• SHORT TASK:
Copy every line of the records below that holds the word "will".

● ● ● ●

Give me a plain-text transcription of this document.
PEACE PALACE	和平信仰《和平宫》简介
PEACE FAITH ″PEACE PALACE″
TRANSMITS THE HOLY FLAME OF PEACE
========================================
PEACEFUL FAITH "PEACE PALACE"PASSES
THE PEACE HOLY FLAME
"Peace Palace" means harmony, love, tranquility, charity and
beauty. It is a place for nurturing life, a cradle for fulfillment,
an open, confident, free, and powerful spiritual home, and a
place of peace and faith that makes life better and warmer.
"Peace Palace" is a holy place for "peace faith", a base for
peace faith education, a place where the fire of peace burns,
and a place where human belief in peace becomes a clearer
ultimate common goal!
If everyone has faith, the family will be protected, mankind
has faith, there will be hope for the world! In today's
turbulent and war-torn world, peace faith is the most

● ● ● ●

• COMPLETE RESPONSE:
If everyone has faith, the family will be protected, mankind
has faith, there will be hope for the world! In today's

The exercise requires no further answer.